[Start]

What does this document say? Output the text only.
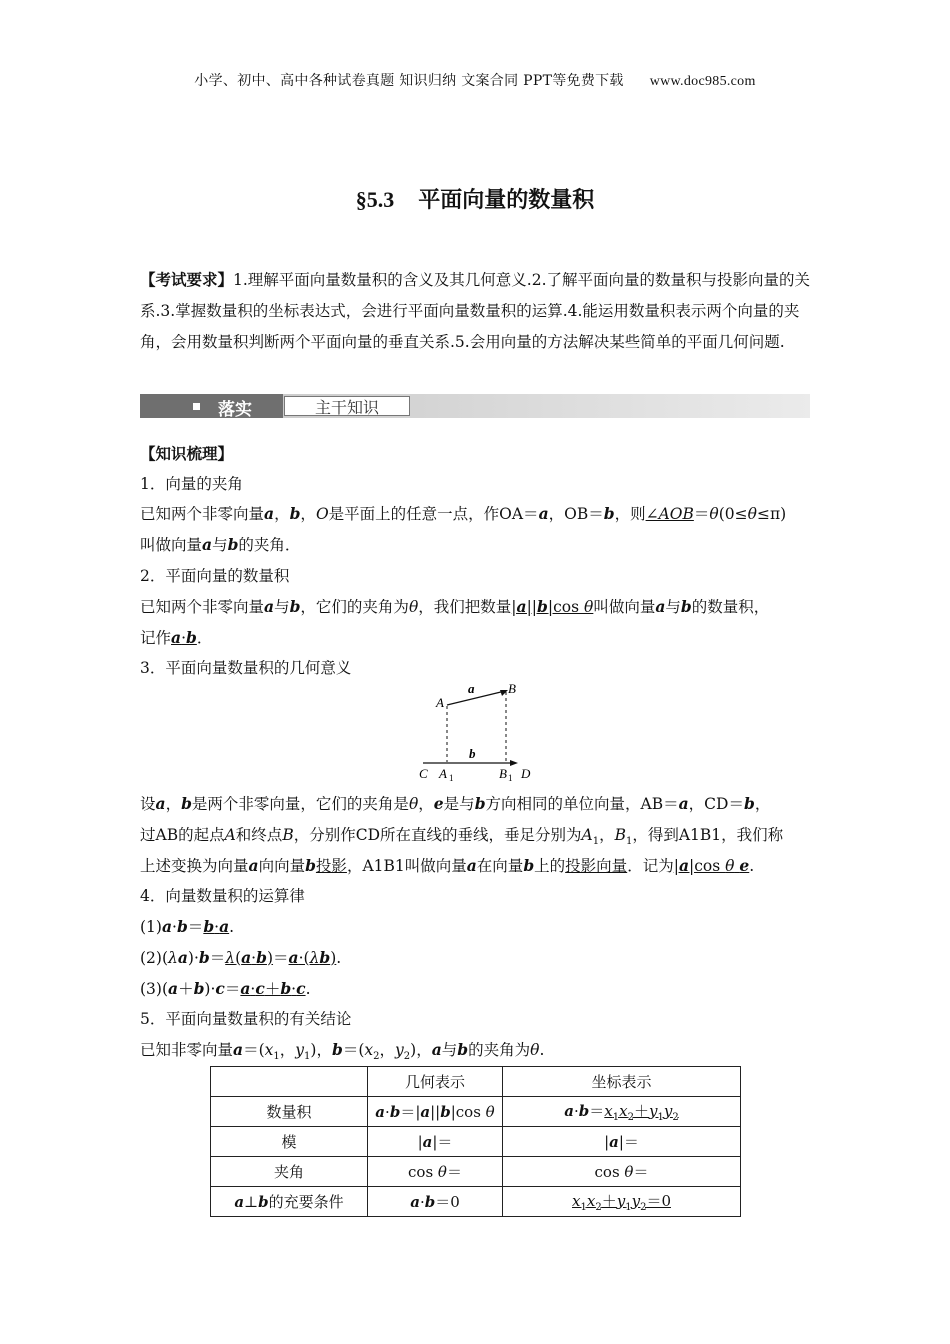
小学、初中、高中各种试卷真题 知识归纳 文案合同 PPT等免费下载 www.doc985.com
§5.3 平面向量的数量积
【考试要求】1.理解平面向量数量积的含义及其几何意义.2.了解平面向量的数量积与投影向量的关系.3.掌握数量积的坐标表达式，会进行平面向量数量积的运算.4.能运用数量积表示两个向量的夹角，会用数量积判断两个平面向量的垂直关系.5.会用向量的方法解决某些简单的平面几何问题.
落实	主干知识
【知识梳理】
1．向量的夹角
已知两个非零向量a，b，O是平面上的任意一点，作OA＝a，OB＝b，则∠AOB＝θ(0≤θ≤π)
叫做向量a与b的夹角．
2．平面向量的数量积
已知两个非零向量a与b，它们的夹角为θ，我们把数量|a||b|cos θ叫做向量a与b的数量积，
记作a·b．
3．平面向量数量积的几何意义
A
B
a
b
C A 1	B 1 D
设a，b是两个非零向量，它们的夹角是θ，e是与b方向相同的单位向量，AB＝a，CD＝b，
过AB的起点A和终点B，分别作CD所在直线的垂线，垂足分别为$A_1$，$B_1$，得到A1B1，我们称
上述变换为向量a向向量b投影，A1B1叫做向量a在向量b上的投影向量．记为|a|cos θ e.
4．向量数量积的运算律
(1)a·b＝b·a.
(2)(λa)·b＝λ(a·b)＝a·(λb).
(3)(a＋b)·c＝a·c＋b·c.
5．平面向量数量积的有关结论
已知非零向量$a=(x_1$，$y_1$)，$b=(x_2$，$y_2$)，a与b的夹角为θ.
	几何表示	坐标表示
数量积	a·b＝|a||b|cos θ	$a\cdot b=x_1x_2+y_1y_2$
模	|a|＝	|a|＝
夹角	cos θ＝	cos θ＝
a⊥b的充要条件	a·b＝0	$x_1x_2+y_1y_2=0$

[End]

#### Requirements:
Quote each line of the listing exactly, but leave the pictures out.

#### Correct output:
What does this document say? Output the text only.
小学、初中、高中各种试卷真题 知识归纳 文案合同 PPT等免费下载 www.doc985.com
§5.3 平面向量的数量积
【考试要求】1.理解平面向量数量积的含义及其几何意义.2.了解平面向量的数量积与投影向量的关系.3.掌握数量积的坐标表达式，会进行平面向量数量积的运算.4.能运用数量积表示两个向量的夹角，会用数量积判断两个平面向量的垂直关系.5.会用向量的方法解决某些简单的平面几何问题.
落实	主干知识
【知识梳理】
1．向量的夹角
已知两个非零向量a，b，O是平面上的任意一点，作OA＝a，OB＝b，则∠AOB＝θ(0≤θ≤π)
叫做向量a与b的夹角．
2．平面向量的数量积
已知两个非零向量a与b，它们的夹角为θ，我们把数量|a||b|cos θ叫做向量a与b的数量积，
记作a·b．
3．平面向量数量积的几何意义
A
B
a
b
C A 1	B 1 D
设a，b是两个非零向量，它们的夹角是θ，e是与b方向相同的单位向量，AB＝a，CD＝b，
过AB的起点A和终点B，分别作CD所在直线的垂线，垂足分别为$A_1$，$B_1$，得到A1B1，我们称
上述变换为向量a向向量b投影，A1B1叫做向量a在向量b上的投影向量．记为|a|cos θ e.
4．向量数量积的运算律
(1)a·b＝b·a.
(2)(λa)·b＝λ(a·b)＝a·(λb).
(3)(a＋b)·c＝a·c＋b·c.
5．平面向量数量积的有关结论
已知非零向量$a=(x_1$，$y_1$)，$b=(x_2$，$y_2$)，a与b的夹角为θ.
	几何表示	坐标表示
数量积	a·b＝|a||b|cos θ	$a\cdot b=x_1x_2+y_1y_2$
模	|a|＝	|a|＝
夹角	cos θ＝	cos θ＝
a⊥b的充要条件	a·b＝0	$x_1x_2+y_1y_2=0$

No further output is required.